In the material below, find all lines with the string "object" and copy them.

--- Begin SUPPLIED ENTRIES ---

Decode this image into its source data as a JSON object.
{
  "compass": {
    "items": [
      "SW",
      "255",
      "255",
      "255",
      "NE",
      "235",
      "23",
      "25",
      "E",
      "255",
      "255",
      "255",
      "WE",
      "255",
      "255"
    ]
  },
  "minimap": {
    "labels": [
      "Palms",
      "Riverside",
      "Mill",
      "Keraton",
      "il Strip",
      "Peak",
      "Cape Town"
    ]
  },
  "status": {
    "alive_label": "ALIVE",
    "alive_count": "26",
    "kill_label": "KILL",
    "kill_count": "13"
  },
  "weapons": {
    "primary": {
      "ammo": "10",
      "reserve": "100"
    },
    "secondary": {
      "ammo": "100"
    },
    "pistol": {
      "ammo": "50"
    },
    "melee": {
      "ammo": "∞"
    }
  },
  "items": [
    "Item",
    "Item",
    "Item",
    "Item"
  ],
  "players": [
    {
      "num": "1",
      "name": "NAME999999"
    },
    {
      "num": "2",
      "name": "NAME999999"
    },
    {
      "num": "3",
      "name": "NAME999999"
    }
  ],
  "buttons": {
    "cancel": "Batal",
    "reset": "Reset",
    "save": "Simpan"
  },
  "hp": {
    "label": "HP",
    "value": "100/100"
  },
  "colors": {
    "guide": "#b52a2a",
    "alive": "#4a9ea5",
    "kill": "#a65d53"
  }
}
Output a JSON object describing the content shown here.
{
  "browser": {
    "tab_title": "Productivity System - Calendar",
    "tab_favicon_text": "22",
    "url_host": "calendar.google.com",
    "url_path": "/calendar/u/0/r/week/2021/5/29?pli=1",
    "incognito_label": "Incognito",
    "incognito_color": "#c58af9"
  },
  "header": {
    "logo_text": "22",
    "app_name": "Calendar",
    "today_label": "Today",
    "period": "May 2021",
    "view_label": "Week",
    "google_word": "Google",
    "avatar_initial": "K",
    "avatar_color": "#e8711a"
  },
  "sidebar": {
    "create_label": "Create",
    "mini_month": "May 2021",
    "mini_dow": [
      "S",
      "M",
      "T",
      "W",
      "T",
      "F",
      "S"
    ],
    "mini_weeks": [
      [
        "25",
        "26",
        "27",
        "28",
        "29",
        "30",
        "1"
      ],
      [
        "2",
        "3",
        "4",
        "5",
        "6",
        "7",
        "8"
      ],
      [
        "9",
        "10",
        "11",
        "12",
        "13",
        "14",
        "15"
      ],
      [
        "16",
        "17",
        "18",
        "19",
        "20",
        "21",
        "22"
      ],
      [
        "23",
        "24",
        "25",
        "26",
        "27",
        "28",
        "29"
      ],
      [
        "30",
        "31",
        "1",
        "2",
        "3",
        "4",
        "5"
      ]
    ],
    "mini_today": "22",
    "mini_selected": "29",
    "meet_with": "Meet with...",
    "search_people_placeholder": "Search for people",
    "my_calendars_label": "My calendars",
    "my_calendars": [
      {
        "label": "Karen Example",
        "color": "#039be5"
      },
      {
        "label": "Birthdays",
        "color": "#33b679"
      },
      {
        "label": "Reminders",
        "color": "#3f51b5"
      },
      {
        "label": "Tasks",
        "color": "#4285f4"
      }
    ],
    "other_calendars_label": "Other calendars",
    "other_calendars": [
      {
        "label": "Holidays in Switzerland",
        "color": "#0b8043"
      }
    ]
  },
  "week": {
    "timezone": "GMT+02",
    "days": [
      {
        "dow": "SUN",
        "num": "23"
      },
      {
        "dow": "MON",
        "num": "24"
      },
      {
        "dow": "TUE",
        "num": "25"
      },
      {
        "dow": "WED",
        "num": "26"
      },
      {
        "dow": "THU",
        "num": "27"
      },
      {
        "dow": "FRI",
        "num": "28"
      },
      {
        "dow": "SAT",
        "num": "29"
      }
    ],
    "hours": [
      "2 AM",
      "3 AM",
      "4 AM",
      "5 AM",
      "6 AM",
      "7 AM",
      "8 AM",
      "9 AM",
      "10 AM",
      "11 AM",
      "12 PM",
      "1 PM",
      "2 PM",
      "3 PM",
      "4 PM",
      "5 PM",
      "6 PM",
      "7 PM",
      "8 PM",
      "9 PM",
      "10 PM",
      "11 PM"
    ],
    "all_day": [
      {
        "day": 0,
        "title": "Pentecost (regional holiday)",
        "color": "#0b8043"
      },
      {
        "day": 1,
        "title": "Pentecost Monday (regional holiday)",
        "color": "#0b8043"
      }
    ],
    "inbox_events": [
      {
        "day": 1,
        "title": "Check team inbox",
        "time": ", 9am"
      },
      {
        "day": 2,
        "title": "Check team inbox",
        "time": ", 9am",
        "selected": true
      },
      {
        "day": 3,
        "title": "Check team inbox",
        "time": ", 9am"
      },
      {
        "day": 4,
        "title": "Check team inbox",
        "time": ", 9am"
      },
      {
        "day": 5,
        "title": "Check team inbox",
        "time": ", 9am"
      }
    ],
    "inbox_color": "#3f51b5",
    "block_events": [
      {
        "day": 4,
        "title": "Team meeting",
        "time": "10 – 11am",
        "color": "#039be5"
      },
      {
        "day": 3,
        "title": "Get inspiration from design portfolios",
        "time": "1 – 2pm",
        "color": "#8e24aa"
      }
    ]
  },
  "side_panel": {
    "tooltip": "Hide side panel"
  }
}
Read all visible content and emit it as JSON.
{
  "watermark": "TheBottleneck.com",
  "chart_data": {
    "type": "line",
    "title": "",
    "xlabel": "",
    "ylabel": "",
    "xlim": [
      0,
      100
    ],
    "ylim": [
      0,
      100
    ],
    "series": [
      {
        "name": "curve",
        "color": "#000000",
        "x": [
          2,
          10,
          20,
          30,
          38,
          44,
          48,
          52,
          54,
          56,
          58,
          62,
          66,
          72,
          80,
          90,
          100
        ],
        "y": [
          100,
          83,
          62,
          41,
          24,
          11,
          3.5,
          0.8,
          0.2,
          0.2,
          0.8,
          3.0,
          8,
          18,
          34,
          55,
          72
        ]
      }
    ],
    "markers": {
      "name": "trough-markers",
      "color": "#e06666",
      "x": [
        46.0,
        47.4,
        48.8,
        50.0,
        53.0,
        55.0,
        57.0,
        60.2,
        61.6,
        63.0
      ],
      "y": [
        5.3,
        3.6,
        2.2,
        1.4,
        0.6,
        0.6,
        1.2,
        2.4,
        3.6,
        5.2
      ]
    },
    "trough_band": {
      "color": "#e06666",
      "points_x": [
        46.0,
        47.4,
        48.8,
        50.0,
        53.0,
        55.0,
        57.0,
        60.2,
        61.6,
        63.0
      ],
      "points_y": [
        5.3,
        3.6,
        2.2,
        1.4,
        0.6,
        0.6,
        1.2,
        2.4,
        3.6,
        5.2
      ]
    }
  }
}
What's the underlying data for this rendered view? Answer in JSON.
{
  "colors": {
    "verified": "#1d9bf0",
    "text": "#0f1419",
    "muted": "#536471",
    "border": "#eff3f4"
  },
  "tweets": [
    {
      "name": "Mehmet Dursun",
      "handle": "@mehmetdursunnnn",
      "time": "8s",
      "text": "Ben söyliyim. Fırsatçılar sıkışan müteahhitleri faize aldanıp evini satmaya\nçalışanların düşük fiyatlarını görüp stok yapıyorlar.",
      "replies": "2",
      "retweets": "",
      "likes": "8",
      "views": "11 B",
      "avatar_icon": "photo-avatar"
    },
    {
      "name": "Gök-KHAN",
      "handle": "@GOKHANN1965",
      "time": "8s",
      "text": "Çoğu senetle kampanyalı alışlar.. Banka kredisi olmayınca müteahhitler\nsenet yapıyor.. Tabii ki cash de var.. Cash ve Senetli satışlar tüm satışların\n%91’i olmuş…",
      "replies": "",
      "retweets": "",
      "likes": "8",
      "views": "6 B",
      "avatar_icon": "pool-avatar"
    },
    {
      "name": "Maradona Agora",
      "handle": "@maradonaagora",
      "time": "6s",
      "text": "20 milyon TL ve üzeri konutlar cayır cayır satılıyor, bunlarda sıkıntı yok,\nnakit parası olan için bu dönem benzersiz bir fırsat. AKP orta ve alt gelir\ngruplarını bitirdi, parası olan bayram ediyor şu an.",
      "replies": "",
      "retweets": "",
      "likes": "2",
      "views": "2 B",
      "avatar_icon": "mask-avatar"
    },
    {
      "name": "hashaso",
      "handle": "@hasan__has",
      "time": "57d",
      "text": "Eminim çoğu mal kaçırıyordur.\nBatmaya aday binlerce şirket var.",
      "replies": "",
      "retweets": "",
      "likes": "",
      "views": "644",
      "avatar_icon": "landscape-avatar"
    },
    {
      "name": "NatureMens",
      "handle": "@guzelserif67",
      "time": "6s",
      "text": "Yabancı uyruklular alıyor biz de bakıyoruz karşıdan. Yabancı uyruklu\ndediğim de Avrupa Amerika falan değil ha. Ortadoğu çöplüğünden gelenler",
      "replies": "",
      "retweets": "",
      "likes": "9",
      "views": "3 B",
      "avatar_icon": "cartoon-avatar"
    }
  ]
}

--- End SUPPLIED ENTRIES ---

#### FINISHED EXERCISE:
Decode this image into its source data as a JSON object.
Output a JSON object describing the content shown here.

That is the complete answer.